** start **
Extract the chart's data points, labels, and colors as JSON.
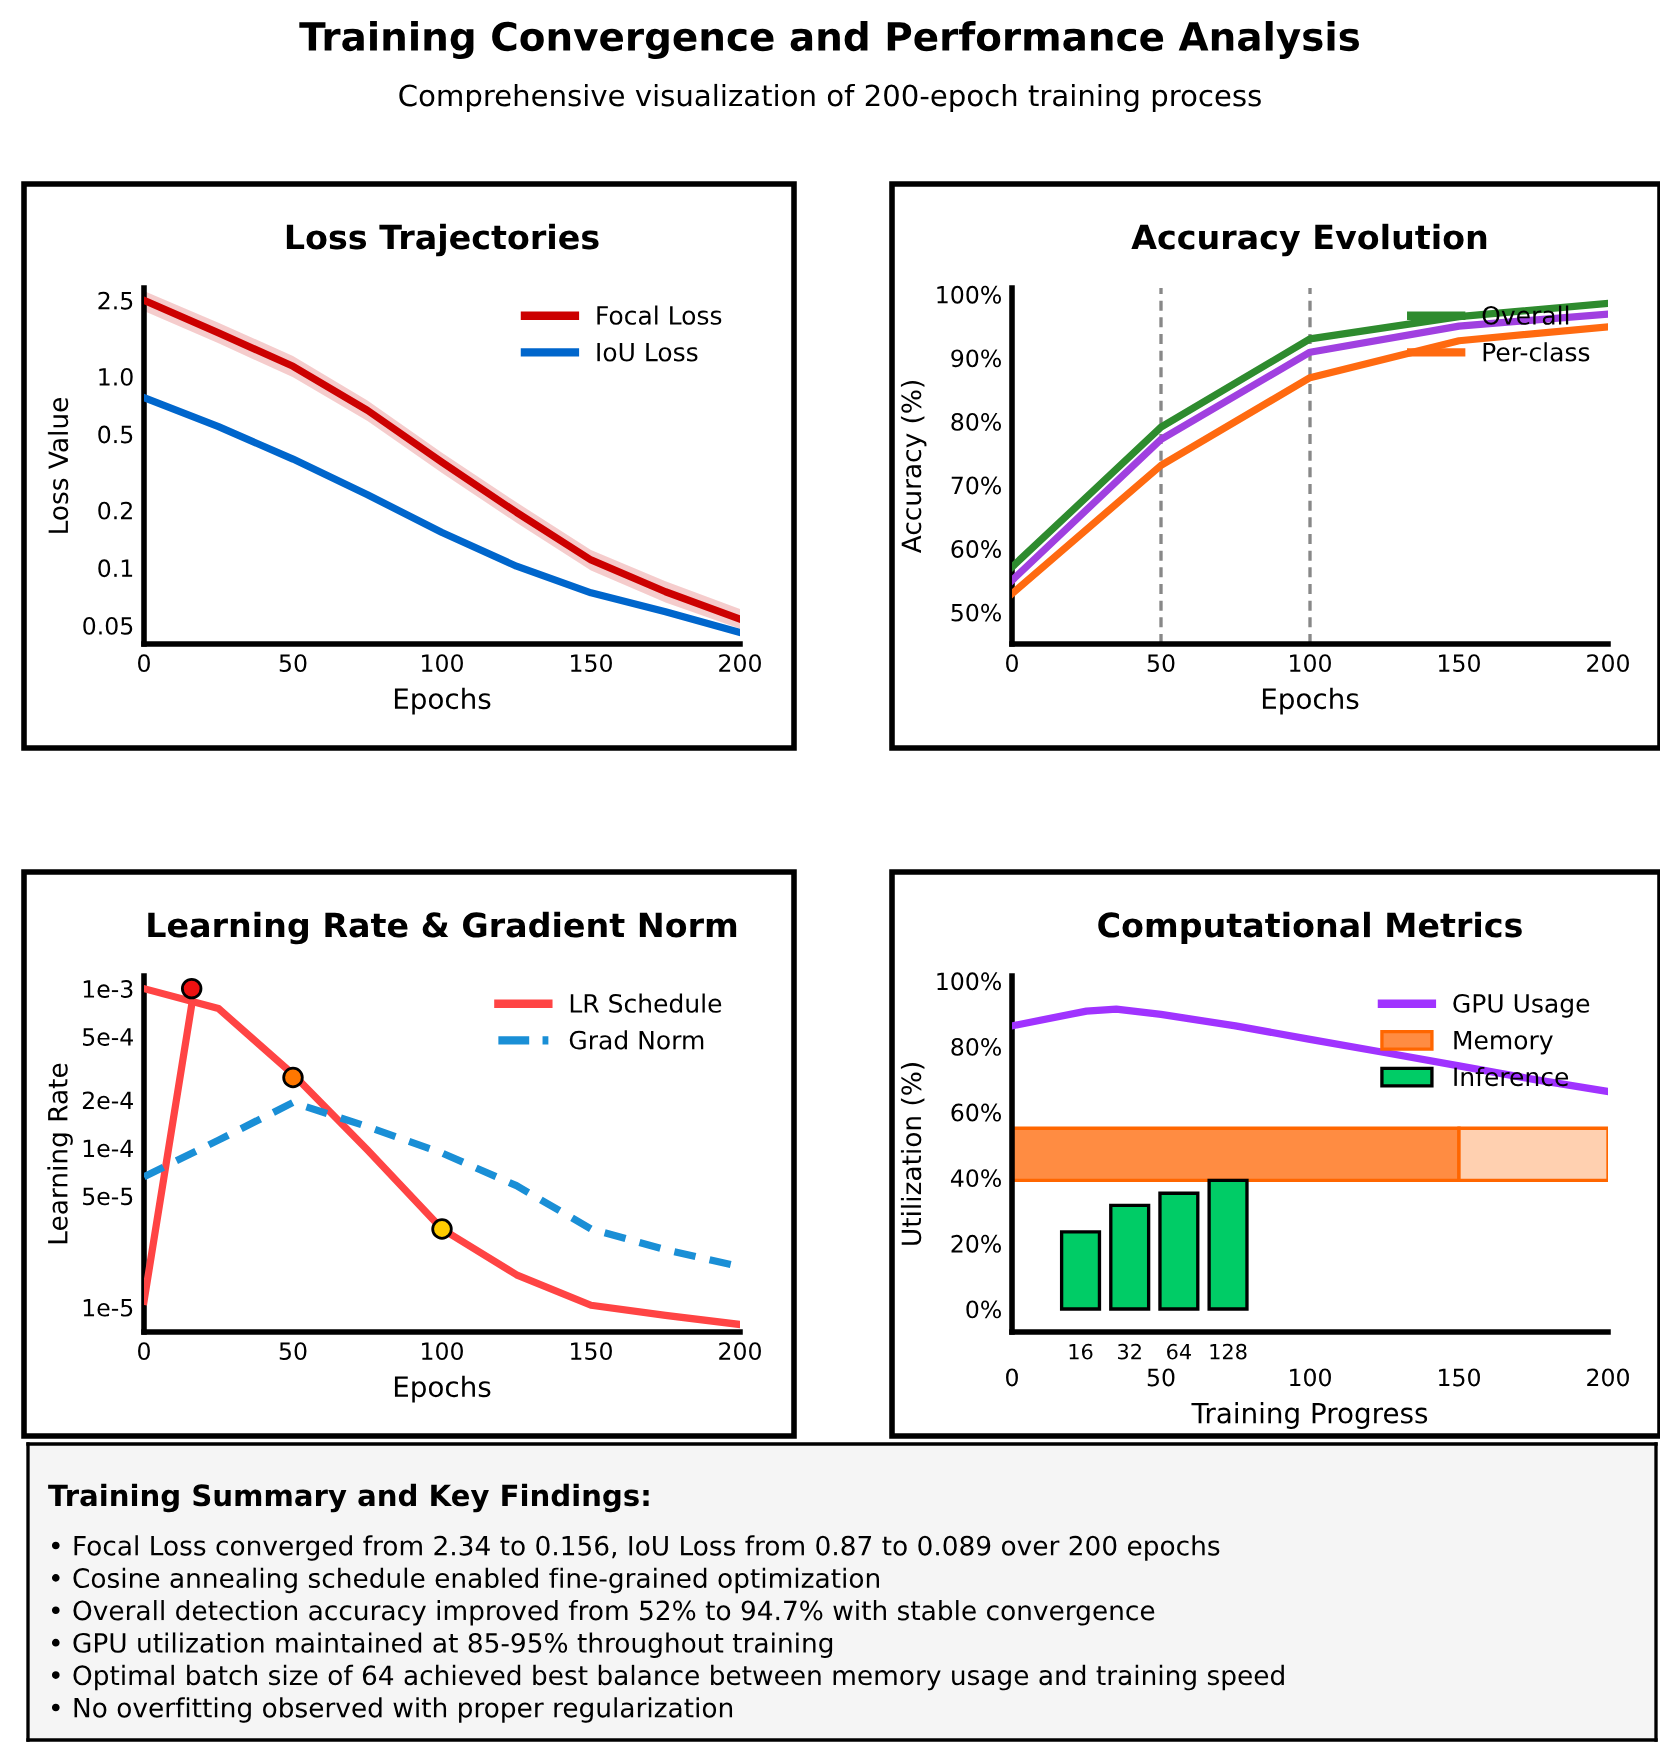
{
  "chart_data": [
    {
      "type": "other",
      "title": "Training Convergence and Performance Analysis",
      "subtitle": "Comprehensive visualization of 200-epoch training process"
    },
    {
      "type": "line",
      "title": "Loss Trajectories",
      "xlabel": "Epochs",
      "ylabel": "Loss Value",
      "log": "y",
      "xlim": [
        0,
        200
      ],
      "xticks": [
        0,
        50,
        100,
        150,
        200
      ],
      "ylim": [
        0.04,
        2.9
      ],
      "yticks": [
        0.05,
        0.1,
        0.2,
        0.5,
        {
          "value": 1,
          "label": "1.0"
        },
        2.5
      ],
      "legend": "top right",
      "grid": false,
      "series": [
        {
          "name": "Focal Loss",
          "color": "#cc0000",
          "x": [
            0,
            25,
            50,
            75,
            100,
            125,
            150,
            175,
            200
          ],
          "values": [
            2.5,
            1.69,
            1.13,
            0.665,
            0.356,
            0.195,
            0.11,
            0.075,
            0.054
          ],
          "lower": [
            2.2,
            1.49,
            0.99,
            0.585,
            0.313,
            0.172,
            0.097,
            0.066,
            0.048
          ],
          "upper": [
            2.8,
            1.91,
            1.28,
            0.75,
            0.4,
            0.22,
            0.124,
            0.085,
            0.061
          ]
        },
        {
          "name": "IoU Loss",
          "color": "#0066cc",
          "x": [
            0,
            25,
            50,
            75,
            100,
            125,
            150,
            175,
            200
          ],
          "values": [
            0.776,
            0.547,
            0.37,
            0.241,
            0.153,
            0.102,
            0.074,
            0.059,
            0.046
          ]
        }
      ]
    },
    {
      "type": "line",
      "title": "Accuracy Evolution",
      "xlabel": "Epochs",
      "ylabel": "Accuracy (%)",
      "xlim": [
        0,
        200
      ],
      "xticks": [
        0,
        50,
        100,
        150,
        200
      ],
      "ylim": [
        45,
        101
      ],
      "yticks": [
        {
          "value": 50,
          "label": "50%"
        },
        {
          "value": 60,
          "label": "60%"
        },
        {
          "value": 70,
          "label": "70%"
        },
        {
          "value": 80,
          "label": "80%"
        },
        {
          "value": 90,
          "label": "90%"
        },
        {
          "value": 100,
          "label": "100%"
        }
      ],
      "legend": "top right",
      "grid": false,
      "ref_lines": [
        {
          "axis": "x",
          "value": 50,
          "color": "#888888",
          "line_style": "dashed"
        },
        {
          "axis": "x",
          "value": 100,
          "color": "#888888",
          "line_style": "dashed"
        }
      ],
      "series": [
        {
          "name": "Overall",
          "color": "#2e8b2e",
          "x": [
            0,
            50,
            100,
            150,
            200
          ],
          "values": [
            57.1,
            79.1,
            93,
            96.5,
            98.6
          ]
        },
        {
          "color": "#a040e0",
          "x": [
            0,
            50,
            100,
            150,
            200
          ],
          "values": [
            55,
            77.2,
            90.9,
            95,
            96.9
          ]
        },
        {
          "name": "Per-class",
          "color": "#ff6a10",
          "x": [
            0,
            50,
            100,
            150,
            200
          ],
          "values": [
            52.9,
            73.1,
            86.9,
            92.7,
            94.9
          ]
        }
      ]
    },
    {
      "type": "line",
      "title": "Learning Rate & Gradient Norm",
      "xlabel": "Epochs",
      "ylabel": "Learning Rate",
      "log": "y",
      "xlim": [
        0,
        200
      ],
      "xticks": [
        0,
        50,
        100,
        150,
        200
      ],
      "ylim": [
        7e-06,
        0.0012
      ],
      "yticks": [
        {
          "value": 1e-05,
          "label": "1e-5"
        },
        {
          "value": 5e-05,
          "label": "5e-5"
        },
        {
          "value": 0.0001,
          "label": "1e-4"
        },
        {
          "value": 0.0002,
          "label": "2e-4"
        },
        {
          "value": 0.0005,
          "label": "5e-4"
        },
        {
          "value": 0.001,
          "label": "1e-3"
        }
      ],
      "legend": "top right",
      "grid": false,
      "series": [
        {
          "name": "LR Schedule",
          "color": "#ff4444",
          "x": [
            0,
            25,
            50,
            75,
            100,
            125,
            150,
            175,
            200
          ],
          "values": [
            0.001,
            0.00075,
            0.00029,
            9.7e-05,
            3.1e-05,
            1.6e-05,
            1.03e-05,
            8.9e-06,
            7.8e-06
          ]
        },
        {
          "color": "#ff4444",
          "x": [
            0,
            16
          ],
          "values": [
            1.09e-05,
            0.00079
          ]
        },
        {
          "name": "Grad Norm",
          "color": "#1a8fd6",
          "line_style": "dashed",
          "x": [
            0,
            25,
            50,
            75,
            100,
            125,
            150,
            175,
            200
          ],
          "values": [
            6.6e-05,
            0.000112,
            0.000193,
            0.000136,
            9.3e-05,
            5.8e-05,
            3.1e-05,
            2.3e-05,
            1.8e-05
          ]
        },
        {
          "type": "scatter",
          "marker": "circle",
          "colors": [
            "#ee1111",
            "#ff7700",
            "#ffcc00"
          ],
          "x": [
            16,
            50,
            100
          ],
          "values": [
            0.001,
            0.000277,
            3.1e-05
          ]
        }
      ]
    },
    {
      "type": "line",
      "title": "Computational Metrics",
      "xlabel": "Training Progress",
      "ylabel": "Utilization (%)",
      "xlim": [
        0,
        200
      ],
      "xticks": [
        0,
        50,
        100,
        150,
        200
      ],
      "ylim": [
        -7,
        101.5
      ],
      "yticks": [
        {
          "value": 0,
          "label": "0%"
        },
        {
          "value": 20,
          "label": "20%"
        },
        {
          "value": 40,
          "label": "40%"
        },
        {
          "value": 60,
          "label": "60%"
        },
        {
          "value": 80,
          "label": "80%"
        },
        {
          "value": 100,
          "label": "100%"
        }
      ],
      "legend": "top right",
      "grid": false,
      "series": [
        {
          "name": "GPU Usage",
          "color": "#a033ff",
          "x": [
            0,
            25,
            35,
            50,
            75,
            100,
            125,
            150,
            175,
            200
          ],
          "values": [
            86.3,
            90.8,
            91.4,
            89.8,
            86.3,
            82.2,
            78.2,
            74.1,
            70,
            66.3
          ]
        },
        {
          "name": "Memory",
          "type": "bar",
          "colors": [
            "#ff8c42",
            "#ffd0b0"
          ],
          "x": [
            75,
            175
          ],
          "values": [
            15.9,
            15.9
          ],
          "base": [
            39.2,
            39.2
          ]
        },
        {
          "name": "Inference",
          "type": "bar",
          "color": "#00cc66",
          "x": [
            23,
            39.5,
            56,
            72.5
          ],
          "values": [
            23.5,
            31.6,
            35.3,
            39.2
          ]
        }
      ],
      "annotations": [
        {
          "text": "16",
          "x": 23,
          "y": 0
        },
        {
          "text": "32",
          "x": 39.5,
          "y": 0
        },
        {
          "text": "64",
          "x": 56,
          "y": 0
        },
        {
          "text": "128",
          "x": 72.5,
          "y": 0
        }
      ]
    },
    {
      "type": "other",
      "title": "Training Summary and Key Findings:",
      "annotations": [
        "• Focal Loss converged from 2.34 to 0.156, IoU Loss from 0.87 to 0.089 over 200 epochs",
        "• Cosine annealing schedule enabled fine-grained optimization",
        "• Overall detection accuracy improved from 52% to 94.7% with stable convergence",
        "• GPU utilization maintained at 85-95% throughout training",
        "• Optimal batch size of 64 achieved best balance between memory usage and training speed",
        "• No overfitting observed with proper regularization"
      ]
    }
  ]
}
** end **
**Short task:**
From the listing above, copy all lines holding the word "name".

**Full response:**
          "name": "Focal Loss",
          "name": "IoU Loss",
          "name": "Overall",
          "name": "Per-class",
          "name": "LR Schedule",
          "name": "Grad Norm",
          "name": "GPU Usage",
          "name": "Memory",
          "name": "Inference",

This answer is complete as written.